[Start of Working data]

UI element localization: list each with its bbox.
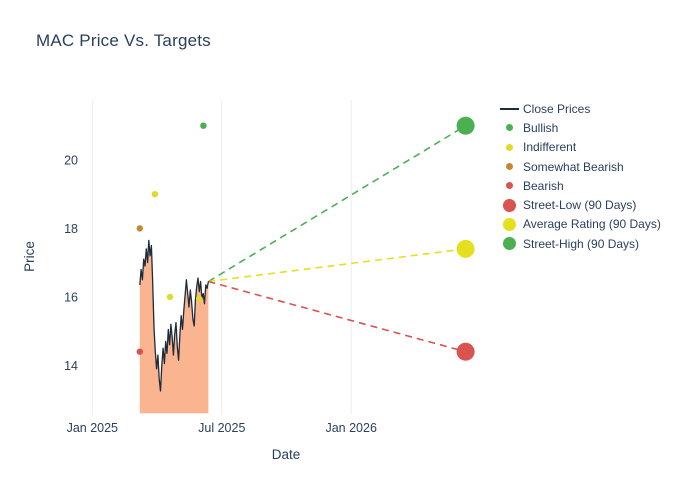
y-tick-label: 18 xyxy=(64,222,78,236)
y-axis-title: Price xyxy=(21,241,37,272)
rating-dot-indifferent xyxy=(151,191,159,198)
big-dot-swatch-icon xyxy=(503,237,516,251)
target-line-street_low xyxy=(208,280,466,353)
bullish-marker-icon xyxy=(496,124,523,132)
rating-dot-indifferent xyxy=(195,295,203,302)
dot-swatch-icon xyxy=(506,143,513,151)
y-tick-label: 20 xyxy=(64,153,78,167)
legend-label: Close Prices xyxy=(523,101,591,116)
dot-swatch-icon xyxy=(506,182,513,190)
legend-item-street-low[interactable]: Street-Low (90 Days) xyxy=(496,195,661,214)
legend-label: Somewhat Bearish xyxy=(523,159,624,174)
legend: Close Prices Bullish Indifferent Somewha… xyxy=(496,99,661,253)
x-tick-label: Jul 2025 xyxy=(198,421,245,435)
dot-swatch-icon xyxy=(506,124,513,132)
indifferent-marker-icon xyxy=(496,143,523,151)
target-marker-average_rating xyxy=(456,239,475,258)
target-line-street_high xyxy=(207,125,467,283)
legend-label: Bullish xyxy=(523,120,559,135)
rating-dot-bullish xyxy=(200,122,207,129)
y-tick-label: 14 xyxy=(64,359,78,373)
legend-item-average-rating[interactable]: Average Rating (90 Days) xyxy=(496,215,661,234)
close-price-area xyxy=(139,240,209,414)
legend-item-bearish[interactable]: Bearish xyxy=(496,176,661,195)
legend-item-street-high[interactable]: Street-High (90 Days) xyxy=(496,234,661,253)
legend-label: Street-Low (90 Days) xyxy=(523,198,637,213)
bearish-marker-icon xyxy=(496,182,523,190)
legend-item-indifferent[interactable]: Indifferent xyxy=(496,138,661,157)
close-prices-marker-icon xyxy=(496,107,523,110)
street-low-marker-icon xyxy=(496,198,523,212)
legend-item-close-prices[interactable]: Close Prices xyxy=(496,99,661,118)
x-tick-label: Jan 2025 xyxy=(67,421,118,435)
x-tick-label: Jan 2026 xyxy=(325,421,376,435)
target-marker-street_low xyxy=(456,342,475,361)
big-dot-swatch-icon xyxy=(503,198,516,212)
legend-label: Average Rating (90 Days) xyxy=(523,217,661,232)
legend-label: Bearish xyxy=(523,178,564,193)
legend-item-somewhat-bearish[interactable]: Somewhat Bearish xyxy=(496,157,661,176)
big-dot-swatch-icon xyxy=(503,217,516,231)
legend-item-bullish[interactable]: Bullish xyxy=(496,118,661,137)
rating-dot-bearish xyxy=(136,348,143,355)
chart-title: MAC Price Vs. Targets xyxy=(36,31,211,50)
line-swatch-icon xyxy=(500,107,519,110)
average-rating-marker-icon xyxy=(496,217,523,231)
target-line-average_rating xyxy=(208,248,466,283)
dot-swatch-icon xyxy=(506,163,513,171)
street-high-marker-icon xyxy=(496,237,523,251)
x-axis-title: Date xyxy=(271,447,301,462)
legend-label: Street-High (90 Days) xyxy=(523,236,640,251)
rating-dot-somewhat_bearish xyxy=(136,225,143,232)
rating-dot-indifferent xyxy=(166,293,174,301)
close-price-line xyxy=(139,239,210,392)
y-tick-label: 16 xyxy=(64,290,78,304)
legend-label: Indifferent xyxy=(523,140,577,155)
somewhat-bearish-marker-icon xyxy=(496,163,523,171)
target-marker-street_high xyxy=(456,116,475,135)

[End of Working data]

* [Work required]: Arrange the lines of the material from the line with "y-tick-label: 18 xyxy=(64,222,78,236)" to the line with "y-tick-label: 20 xyxy=(64,153,78,167)", both included, as a Markdown table with the columns Row and Line, leaving out any blank lines.

* [Exercise solution]:
| Row | Line |
|---|---|
| 1 | y-tick-label: 18 xyxy=(64,222,78,236) |
| 2 | y-axis-title: Price xyxy=(21,241,37,272) |
| 3 | rating-dot-indifferent xyxy=(151,191,159,198) |
| 4 | big-dot-swatch-icon xyxy=(503,237,516,251) |
| 5 | target-line-street_low xyxy=(208,280,466,353) |
| 6 | bullish-marker-icon xyxy=(496,124,523,132) |
| 7 | rating-dot-indifferent xyxy=(195,295,203,302) |
| 8 | dot-swatch-icon xyxy=(506,143,513,151) |
| 9 | y-tick-label: 20 xyxy=(64,153,78,167) |